Supplied data:
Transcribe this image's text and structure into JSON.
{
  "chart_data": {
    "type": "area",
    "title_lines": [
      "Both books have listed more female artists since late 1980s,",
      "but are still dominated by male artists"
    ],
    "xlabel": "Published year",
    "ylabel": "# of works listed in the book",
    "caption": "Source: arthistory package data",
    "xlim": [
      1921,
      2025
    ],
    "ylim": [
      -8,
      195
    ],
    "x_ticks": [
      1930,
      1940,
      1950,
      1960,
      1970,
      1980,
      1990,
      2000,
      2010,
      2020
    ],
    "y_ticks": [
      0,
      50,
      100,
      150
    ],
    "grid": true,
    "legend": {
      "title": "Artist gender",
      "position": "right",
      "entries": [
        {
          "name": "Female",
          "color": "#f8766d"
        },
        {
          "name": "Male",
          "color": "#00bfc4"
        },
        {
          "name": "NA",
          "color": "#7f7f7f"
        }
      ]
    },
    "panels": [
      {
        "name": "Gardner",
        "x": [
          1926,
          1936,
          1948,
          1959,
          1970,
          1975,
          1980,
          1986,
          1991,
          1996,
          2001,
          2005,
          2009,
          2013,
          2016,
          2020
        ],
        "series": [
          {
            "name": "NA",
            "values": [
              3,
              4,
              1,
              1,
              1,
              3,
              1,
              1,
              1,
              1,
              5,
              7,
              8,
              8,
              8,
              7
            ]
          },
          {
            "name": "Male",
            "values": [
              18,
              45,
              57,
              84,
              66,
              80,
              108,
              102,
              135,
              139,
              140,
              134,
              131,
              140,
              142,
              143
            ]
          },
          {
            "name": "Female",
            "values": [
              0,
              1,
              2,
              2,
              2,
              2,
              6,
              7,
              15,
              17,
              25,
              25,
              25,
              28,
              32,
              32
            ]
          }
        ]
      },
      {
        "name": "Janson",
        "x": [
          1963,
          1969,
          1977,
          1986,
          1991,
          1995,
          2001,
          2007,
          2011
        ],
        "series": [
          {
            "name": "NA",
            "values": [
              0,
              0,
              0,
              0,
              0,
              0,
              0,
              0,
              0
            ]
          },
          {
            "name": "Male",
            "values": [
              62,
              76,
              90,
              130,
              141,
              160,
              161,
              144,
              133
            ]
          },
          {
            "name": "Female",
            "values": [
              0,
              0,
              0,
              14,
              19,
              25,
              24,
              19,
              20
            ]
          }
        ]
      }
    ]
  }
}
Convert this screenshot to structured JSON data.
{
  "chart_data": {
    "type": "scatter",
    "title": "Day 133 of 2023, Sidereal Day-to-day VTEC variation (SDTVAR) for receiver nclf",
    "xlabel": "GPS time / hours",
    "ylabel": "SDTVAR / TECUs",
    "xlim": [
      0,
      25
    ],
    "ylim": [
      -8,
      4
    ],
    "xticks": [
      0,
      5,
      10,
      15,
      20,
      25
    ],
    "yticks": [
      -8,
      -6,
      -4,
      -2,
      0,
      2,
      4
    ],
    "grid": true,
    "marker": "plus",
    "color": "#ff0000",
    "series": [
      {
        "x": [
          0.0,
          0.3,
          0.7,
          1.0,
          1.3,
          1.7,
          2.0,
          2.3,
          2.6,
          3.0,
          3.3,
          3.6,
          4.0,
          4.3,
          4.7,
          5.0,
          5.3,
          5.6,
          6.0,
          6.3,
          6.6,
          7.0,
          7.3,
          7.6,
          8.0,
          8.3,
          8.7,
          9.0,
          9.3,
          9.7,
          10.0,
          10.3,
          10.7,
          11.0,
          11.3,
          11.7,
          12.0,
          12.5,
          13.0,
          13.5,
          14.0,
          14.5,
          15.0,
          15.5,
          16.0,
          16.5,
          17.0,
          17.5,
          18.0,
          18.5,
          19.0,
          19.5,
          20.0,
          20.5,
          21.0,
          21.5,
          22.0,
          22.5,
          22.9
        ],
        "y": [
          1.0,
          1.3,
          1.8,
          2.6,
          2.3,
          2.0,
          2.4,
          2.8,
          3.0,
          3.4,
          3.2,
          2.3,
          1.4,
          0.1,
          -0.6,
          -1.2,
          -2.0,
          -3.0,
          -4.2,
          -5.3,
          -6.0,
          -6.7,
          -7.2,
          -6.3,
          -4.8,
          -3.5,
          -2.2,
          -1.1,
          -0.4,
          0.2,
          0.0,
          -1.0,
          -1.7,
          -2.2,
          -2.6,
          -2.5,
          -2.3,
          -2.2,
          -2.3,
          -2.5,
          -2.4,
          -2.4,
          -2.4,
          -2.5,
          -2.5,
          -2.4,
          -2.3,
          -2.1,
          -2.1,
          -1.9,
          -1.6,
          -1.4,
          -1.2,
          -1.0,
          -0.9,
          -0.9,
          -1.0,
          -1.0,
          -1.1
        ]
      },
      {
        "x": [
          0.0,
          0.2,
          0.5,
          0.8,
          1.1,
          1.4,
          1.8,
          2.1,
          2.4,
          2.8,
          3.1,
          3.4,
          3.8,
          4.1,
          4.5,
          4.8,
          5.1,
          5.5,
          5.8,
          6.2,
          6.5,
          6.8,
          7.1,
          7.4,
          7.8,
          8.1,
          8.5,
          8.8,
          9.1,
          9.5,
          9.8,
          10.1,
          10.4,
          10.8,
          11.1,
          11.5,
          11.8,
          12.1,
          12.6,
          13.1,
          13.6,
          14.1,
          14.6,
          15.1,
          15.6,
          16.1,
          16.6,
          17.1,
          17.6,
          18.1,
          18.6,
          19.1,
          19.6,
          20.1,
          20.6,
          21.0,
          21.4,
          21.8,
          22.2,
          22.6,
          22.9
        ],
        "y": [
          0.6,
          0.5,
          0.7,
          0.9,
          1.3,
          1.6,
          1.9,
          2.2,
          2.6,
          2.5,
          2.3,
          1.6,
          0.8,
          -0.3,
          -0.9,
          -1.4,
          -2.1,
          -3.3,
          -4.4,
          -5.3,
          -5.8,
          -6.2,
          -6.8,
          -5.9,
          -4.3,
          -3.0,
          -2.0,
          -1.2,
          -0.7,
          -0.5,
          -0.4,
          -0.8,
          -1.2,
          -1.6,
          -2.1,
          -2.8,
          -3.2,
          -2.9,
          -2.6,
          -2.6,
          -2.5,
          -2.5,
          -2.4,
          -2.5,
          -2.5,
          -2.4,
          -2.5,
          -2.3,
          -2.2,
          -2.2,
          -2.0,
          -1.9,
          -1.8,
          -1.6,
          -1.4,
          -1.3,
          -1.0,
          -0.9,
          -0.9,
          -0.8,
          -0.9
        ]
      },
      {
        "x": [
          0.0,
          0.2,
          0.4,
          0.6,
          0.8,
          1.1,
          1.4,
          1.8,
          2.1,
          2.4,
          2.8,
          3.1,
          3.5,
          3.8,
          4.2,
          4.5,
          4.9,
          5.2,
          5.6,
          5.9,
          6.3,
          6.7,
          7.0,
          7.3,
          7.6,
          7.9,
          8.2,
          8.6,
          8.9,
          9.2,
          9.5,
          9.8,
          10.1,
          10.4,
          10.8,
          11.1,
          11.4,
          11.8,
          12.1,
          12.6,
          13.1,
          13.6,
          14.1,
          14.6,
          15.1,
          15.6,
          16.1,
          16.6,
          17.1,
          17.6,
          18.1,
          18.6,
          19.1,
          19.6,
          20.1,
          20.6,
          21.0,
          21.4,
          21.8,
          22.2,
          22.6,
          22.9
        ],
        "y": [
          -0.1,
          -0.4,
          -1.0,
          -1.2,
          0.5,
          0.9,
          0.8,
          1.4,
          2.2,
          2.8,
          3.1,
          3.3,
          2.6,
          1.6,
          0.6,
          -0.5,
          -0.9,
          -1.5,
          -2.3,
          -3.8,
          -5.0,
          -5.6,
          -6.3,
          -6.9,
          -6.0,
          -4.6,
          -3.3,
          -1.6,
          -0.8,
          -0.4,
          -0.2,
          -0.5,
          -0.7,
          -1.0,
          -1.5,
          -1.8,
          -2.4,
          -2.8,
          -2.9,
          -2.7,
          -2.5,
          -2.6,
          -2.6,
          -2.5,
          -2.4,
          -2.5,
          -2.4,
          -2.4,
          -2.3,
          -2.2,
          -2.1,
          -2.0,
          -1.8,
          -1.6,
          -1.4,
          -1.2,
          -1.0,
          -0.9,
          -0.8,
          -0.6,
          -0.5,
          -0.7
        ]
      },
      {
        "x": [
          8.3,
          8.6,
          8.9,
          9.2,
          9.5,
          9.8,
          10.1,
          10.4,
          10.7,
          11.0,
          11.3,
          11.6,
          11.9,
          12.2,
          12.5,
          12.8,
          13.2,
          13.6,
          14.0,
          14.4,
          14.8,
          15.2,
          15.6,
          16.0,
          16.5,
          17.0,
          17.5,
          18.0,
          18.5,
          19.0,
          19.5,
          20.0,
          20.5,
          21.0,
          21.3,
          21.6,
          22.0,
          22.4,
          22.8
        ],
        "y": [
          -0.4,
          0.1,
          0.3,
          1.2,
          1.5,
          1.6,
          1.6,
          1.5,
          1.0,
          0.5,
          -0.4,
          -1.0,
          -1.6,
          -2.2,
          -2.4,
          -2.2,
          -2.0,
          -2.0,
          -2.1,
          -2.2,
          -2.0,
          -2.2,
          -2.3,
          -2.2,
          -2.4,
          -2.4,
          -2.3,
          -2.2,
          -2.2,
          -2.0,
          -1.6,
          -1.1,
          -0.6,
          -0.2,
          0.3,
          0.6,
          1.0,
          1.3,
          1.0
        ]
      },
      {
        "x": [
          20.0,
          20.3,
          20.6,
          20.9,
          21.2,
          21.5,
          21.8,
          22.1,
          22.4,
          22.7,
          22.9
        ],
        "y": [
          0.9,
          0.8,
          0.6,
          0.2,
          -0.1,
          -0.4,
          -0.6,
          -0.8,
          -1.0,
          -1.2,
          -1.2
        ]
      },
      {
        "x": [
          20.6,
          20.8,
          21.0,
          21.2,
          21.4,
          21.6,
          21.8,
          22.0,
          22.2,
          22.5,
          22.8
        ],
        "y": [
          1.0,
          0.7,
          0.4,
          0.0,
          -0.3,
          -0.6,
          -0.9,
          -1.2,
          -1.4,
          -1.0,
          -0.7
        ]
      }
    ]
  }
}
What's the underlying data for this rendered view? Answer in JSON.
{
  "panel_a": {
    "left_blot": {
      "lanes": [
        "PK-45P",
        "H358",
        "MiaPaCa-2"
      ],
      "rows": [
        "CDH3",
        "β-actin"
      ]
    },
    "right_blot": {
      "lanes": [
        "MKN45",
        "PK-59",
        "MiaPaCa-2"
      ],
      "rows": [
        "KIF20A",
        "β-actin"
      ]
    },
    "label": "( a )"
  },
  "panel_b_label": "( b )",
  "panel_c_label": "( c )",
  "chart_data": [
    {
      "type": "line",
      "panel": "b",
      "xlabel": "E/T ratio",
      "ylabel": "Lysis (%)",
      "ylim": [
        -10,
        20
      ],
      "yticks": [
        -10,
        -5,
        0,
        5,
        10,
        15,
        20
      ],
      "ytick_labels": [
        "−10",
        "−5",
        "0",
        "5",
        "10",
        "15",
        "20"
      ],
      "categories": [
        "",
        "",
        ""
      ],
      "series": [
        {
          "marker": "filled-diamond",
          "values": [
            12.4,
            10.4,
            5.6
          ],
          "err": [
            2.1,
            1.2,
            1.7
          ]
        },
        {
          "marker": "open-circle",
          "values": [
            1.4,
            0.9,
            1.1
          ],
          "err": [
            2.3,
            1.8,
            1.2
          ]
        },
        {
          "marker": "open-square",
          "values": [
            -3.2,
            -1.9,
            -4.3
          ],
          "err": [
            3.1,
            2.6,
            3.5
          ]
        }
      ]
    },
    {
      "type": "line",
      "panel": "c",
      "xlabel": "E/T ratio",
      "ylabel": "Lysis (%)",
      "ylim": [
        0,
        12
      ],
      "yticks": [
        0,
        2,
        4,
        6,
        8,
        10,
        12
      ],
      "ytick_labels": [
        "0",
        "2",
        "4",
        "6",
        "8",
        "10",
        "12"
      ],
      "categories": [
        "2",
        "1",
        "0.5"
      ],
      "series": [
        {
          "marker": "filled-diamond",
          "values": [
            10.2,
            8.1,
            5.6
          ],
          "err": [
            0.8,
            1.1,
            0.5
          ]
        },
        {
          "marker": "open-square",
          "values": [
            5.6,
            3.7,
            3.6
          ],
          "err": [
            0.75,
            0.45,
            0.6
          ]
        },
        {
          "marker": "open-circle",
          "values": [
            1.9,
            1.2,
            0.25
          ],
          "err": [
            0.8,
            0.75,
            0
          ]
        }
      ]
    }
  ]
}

Problem to work on: Within the records, how many lines include "ylabel"? The answer is the number and nothing else.

Result of this task: 4